■ Tasks to carry out ■
[1] In the forum thread on school staff shortages, copy word for word the part that opens with the words containing "Covering an absent" and closes with "can be stretched.".
[2] According to the forum thread on school staff shortages, what is a school without safeguarding staff not legally allowed to do?
[3] Continue the forum thread on school staff shortages from where it stops.

No one said it is 'only' schools, but we have been told over and over that schools are a priority. So what is being done to help them stay open? Nothing. The government is doing nothing.

noblegiraffe · 30/12/2021 10:44

Sick of hearing on these threads how seemingly only schools are affected by staff shortages its the same everywhere.

And yet you still have people falling over themselves to insist that case numbers don’t matter, only hospitalisations do.

If everywhere is affected by staff shortages (including schools, and that’s a big one on a parenting site) then clearly case numbers do matter.

Nellodee · 30/12/2021 10:48

Covering an absent teacher is very different to covering other absent staff members. Teachers cannot teach more students by teaching harder. They cannot teach more students by doing longer shifts. They cannot teach more students by foregoing breaks. People will not accept their children being unsupervised. There are only so many large spaces where you can combine classes. A school without safeguarding staff is not legally allowed to open. There are physical limits to how far staff can be stretched.

Nellodee · 30/12/2021 10:54

If you only have one person instead of five in a busy post office, the post office can open, but far fewer people will be served and queues will be longer, if you have one person instead of five in a nursing ward, it will be hell on Earth, and you would do your very best to relocate those patients, but that one nurse is still better than zero. One teacher out of five is not better than zero because at that point, you’d rather take your kids home rather than have them at school (you may want that one member of staff there for just the vulnerable children, but that can’t happen easily if schools are acting on an ad hoc basis).

■ Recorded information ■

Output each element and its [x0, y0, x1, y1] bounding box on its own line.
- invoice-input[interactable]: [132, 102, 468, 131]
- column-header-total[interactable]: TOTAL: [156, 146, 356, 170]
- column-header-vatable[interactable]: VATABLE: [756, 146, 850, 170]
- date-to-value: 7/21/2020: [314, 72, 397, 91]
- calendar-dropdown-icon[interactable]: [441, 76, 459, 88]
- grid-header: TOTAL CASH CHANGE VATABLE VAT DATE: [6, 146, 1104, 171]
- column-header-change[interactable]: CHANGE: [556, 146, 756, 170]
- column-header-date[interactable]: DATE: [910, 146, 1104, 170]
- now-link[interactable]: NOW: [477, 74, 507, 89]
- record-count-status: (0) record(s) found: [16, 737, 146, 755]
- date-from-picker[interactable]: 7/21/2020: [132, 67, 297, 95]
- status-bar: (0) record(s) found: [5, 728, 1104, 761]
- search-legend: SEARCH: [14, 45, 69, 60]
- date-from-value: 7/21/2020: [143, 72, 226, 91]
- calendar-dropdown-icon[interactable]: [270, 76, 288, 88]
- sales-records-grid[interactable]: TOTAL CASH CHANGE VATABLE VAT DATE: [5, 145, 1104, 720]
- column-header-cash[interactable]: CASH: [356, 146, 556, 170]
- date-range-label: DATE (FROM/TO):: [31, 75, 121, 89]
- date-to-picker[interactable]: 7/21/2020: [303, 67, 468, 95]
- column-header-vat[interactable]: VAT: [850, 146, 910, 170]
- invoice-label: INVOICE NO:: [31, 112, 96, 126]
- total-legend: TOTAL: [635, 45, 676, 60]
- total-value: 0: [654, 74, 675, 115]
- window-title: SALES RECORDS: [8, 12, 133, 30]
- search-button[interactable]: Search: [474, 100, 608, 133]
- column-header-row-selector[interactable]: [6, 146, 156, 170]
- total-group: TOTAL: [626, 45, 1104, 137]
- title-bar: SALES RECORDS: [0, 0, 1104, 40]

■ Answers to the exercises ■
[1]
Covering an absent teacher is very different to covering other absent staff members. Teachers cannot teach more students by teaching harder. They cannot teach more students by doing longer shifts. They cannot teach more students by foregoing breaks. People will not accept their children being unsupervised. There are only so many large spaces where you can combine classes. A school without safeguarding staff is not legally allowed to open. There are physical limits to how far staff can be stretched.

[2] Open.

[3]
Mistressiggi · 30/12/2021 11:02

All true, Nellodee

LittleBearPad · 30/12/2021 11:05

@rrhuth

I have just seen this tweet saying that if 1 in 40 people have covid, the basic masks suggest we could be 15,000 teachers short:

twitter.com/VixL/status/1476322321321312257

The logistics are ridiculous.

But this is just simplistic nonsense. It doesn’t help anything as it’s patently unlikely to happen. It doesn’t help your case.
noblegiraffe · 30/12/2021 11:16

What's unlikely to happen?

We had 12,580 teachers absent from state schools on 8th December for covid-related reasons.

Bizawit · 30/12/2021 11:22

The solution is to stop all this testing and isolation. If you are feeling sick, you stay home from work until you are feeling better, at which point you return to work, as per any other illness/ virus. Simple.

noblegiraffe · 30/12/2021 11:23

But the government have said that they don't intend to reduce isolation, so they really should be saying what they intend to do to stop the country falling over under the weight of cases.

MilesJuppIsMyBitch · 30/12/2021 11:25

Just wanted to pop on to say to @MaybeHeIsMyCat , you DO matter, and of course government policy should include you, not discount you because you are a 'tiny minority' Xmas Angry

JohnHuffam1812 · 30/12/2021 11:29

"Patently unlikely to happen"

Already has. Stop denying.

Madhairday · 30/12/2021 11:40

@crazyjinglist

They prefer to do nothing OP and let us argue it out amount ourselves.

Arguing about it isn't compulsory. Get vaccinated, take sensible precautions, take a test when appropriate.

It sounds as if most of the people hospitalised with covid are either unvaccinated or were in hospital for something entirely unrelated and tested positive while there (probably mostly with mild symptoms, as that's what most get).

70% being treated for Covid, not just with, on last report. This article also shows how those 'just with' covid also add to the issue - it's so much more nuanced than simply 'butwithnotof'.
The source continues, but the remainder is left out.